TASK OBJECTIVE: Select and copy out every line in the records containing "folder".

DATA TO USE:

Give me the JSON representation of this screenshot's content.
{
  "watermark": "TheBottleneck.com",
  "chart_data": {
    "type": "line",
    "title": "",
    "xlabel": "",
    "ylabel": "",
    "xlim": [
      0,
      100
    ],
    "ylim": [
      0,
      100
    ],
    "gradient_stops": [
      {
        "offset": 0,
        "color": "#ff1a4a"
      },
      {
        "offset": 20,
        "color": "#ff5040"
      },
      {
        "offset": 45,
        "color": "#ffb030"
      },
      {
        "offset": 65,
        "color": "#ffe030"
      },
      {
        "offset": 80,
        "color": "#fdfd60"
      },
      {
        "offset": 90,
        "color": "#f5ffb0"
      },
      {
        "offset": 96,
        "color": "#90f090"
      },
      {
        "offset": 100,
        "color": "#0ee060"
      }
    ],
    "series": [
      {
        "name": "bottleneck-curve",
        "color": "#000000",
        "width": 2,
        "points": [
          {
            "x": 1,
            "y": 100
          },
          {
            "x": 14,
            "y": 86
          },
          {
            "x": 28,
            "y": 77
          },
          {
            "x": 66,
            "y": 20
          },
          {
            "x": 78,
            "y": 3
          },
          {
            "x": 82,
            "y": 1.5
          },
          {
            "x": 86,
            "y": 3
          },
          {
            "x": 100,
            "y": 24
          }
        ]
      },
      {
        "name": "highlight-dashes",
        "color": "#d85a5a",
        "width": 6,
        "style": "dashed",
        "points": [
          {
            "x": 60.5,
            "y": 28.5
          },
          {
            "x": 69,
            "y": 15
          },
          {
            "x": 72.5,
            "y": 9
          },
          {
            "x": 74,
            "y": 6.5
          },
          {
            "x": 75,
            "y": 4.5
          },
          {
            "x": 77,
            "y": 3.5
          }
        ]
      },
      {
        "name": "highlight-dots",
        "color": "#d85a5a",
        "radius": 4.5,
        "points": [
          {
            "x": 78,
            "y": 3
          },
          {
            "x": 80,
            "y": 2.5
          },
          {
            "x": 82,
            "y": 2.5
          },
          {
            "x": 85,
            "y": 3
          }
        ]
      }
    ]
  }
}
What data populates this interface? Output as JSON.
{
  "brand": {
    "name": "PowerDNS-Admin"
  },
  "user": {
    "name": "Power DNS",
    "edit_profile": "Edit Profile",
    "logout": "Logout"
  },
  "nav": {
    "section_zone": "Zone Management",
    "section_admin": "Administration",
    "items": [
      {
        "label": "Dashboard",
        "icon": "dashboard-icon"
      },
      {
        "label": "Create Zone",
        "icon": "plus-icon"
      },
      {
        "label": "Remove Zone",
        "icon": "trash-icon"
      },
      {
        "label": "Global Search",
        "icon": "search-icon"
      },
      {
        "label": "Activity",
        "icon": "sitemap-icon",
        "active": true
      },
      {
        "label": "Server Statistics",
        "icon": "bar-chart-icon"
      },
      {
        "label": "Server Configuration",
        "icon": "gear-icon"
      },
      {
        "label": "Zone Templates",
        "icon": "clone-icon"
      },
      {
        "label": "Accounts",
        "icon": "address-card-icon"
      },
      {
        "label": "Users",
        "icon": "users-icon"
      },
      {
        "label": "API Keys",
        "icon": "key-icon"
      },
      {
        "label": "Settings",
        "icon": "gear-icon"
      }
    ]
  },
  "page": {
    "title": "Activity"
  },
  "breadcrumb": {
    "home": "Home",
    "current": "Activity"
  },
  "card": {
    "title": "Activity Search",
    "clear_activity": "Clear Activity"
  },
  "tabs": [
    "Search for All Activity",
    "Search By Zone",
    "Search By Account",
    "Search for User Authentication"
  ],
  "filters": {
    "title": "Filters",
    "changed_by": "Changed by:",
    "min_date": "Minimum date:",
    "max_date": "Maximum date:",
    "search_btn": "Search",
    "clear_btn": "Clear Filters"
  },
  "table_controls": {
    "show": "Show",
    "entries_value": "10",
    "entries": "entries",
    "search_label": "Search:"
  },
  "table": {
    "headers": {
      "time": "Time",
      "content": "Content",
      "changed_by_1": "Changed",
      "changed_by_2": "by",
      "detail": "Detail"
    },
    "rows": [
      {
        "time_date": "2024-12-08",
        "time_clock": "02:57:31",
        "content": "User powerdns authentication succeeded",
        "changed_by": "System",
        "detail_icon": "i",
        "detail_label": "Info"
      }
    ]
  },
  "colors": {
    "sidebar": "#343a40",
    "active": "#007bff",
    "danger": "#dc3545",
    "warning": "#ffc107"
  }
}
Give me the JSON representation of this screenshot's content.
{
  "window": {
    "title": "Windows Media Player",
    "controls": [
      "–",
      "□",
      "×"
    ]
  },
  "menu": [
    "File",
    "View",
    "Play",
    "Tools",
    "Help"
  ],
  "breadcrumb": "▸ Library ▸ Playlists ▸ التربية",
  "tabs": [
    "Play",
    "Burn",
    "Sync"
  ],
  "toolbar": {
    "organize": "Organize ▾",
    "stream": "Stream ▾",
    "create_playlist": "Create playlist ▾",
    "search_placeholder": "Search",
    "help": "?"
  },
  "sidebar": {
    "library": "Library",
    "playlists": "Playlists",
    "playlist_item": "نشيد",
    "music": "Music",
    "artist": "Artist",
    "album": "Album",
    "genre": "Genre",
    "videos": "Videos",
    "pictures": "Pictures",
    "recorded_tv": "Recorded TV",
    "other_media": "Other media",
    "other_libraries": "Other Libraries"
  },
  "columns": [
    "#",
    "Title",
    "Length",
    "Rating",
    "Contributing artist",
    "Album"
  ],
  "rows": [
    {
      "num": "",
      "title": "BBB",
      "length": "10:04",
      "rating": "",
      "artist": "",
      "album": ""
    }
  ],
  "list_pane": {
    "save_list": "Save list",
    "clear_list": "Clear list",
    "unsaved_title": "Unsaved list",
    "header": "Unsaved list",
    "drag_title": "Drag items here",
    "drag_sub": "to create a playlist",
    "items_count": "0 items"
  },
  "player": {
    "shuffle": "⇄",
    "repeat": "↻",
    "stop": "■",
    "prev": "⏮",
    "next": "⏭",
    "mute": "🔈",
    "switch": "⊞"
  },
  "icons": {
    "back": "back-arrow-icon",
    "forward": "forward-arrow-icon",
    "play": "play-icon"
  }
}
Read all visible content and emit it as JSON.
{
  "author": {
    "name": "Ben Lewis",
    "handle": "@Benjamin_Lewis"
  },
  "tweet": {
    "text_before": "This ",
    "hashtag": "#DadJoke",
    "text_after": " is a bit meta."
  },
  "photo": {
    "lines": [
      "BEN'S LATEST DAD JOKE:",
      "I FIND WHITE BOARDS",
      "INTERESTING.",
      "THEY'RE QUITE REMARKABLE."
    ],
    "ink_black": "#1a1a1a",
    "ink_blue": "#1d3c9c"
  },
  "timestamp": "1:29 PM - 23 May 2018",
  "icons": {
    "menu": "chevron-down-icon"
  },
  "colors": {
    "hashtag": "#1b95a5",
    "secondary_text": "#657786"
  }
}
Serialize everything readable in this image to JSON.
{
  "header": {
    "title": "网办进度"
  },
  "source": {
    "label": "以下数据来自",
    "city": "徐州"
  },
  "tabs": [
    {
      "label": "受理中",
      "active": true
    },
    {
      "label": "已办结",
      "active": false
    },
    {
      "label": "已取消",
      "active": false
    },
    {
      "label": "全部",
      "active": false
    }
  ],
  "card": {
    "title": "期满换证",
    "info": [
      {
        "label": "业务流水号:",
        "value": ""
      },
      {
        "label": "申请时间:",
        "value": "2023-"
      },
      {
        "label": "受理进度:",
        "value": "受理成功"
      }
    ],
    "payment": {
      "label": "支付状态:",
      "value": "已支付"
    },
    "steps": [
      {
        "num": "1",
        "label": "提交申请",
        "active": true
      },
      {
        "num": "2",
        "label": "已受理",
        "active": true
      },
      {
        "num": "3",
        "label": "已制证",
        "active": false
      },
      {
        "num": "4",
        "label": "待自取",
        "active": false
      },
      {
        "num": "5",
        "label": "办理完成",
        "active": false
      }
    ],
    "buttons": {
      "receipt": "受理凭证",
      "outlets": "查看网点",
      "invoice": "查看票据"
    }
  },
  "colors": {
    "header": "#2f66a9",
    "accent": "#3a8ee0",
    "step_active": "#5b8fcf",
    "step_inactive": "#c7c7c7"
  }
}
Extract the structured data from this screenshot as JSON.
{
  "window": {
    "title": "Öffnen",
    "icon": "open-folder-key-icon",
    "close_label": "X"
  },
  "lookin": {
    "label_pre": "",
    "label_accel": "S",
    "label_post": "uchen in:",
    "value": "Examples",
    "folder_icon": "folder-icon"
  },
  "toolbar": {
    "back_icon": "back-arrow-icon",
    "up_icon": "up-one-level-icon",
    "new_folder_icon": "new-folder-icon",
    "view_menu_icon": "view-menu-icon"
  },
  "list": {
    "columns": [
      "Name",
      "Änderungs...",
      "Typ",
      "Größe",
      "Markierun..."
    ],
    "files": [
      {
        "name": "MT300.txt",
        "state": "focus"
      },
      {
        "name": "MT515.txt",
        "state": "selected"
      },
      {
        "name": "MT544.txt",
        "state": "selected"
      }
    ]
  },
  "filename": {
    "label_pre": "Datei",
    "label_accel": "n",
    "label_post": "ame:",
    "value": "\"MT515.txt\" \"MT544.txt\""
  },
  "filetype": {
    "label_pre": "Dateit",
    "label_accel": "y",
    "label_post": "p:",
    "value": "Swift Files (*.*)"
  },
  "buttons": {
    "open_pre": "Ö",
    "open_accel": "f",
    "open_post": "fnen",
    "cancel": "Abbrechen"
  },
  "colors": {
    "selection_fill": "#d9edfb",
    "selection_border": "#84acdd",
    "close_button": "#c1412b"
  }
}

EXERCISE RESPONSE:
    "icon": "open-folder-key-icon",
    "folder_icon": "folder-icon"
    "new_folder_icon": "new-folder-icon",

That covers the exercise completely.